[Data items]

— Start —

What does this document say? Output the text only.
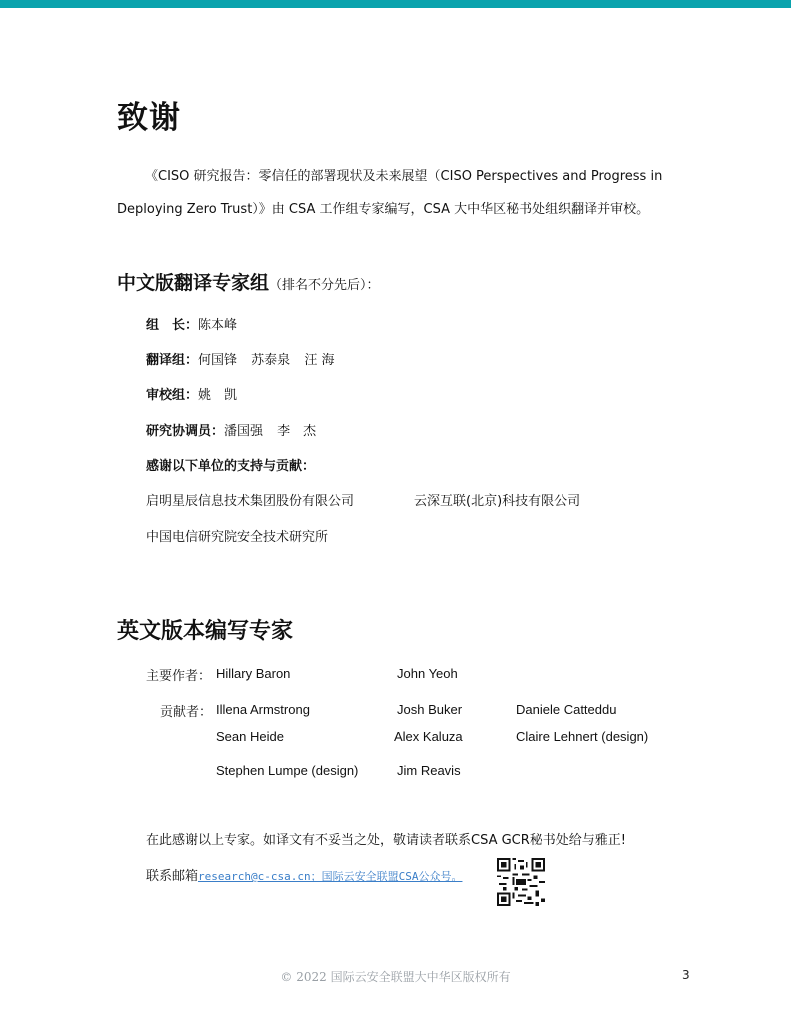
致谢
《CISO 研究报告：零信任的部署现状及未来展望（CISO Perspectives and Progress in Deploying Zero Trust）》由 CSA 工作组专家编写，CSA 大中华区秘书处组织翻译并审校。
中文版翻译专家组（排名不分先后）：
组　长：陈本峰
翻译组：何国锋 苏泰泉 汪 海
审校组：姚　凯
研究协调员：潘国强 李　杰
感谢以下单位的支持与贡献：
启明星辰信息技术集团股份有限公司	云深互联(北京)科技有限公司
中国电信研究院安全技术研究所
英文版本编写专家
主要作者： Hillary Baron	John Yeoh
贡献者： Illena Armstrong	Josh Buker	Daniele Catteddu
Sean Heide	Alex Kaluza	Claire Lehnert (design)
Stephen Lumpe (design)	Jim Reavis
在此感谢以上专家。如译文有不妥当之处，敬请读者联系CSA GCR秘书处给与雅正!
联系邮箱research@c-csa.cn；国际云安全联盟CSA公众号。
© 2022 国际云安全联盟大中华区版权所有	3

— End —

Task to complete
Omit each picture, then return all of the listing exactly as it stands.

Written answer
What does this document say? Output the text only.
致谢
《CISO 研究报告：零信任的部署现状及未来展望（CISO Perspectives and Progress in Deploying Zero Trust）》由 CSA 工作组专家编写，CSA 大中华区秘书处组织翻译并审校。
中文版翻译专家组（排名不分先后）：
组　长：陈本峰
翻译组：何国锋 苏泰泉 汪 海
审校组：姚　凯
研究协调员：潘国强 李　杰
感谢以下单位的支持与贡献：
启明星辰信息技术集团股份有限公司	云深互联(北京)科技有限公司
中国电信研究院安全技术研究所
英文版本编写专家
主要作者： Hillary Baron	John Yeoh
贡献者： Illena Armstrong	Josh Buker	Daniele Catteddu
Sean Heide	Alex Kaluza	Claire Lehnert (design)
Stephen Lumpe (design)	Jim Reavis
在此感谢以上专家。如译文有不妥当之处，敬请读者联系CSA GCR秘书处给与雅正!
联系邮箱research@c-csa.cn；国际云安全联盟CSA公众号。
© 2022 国际云安全联盟大中华区版权所有	3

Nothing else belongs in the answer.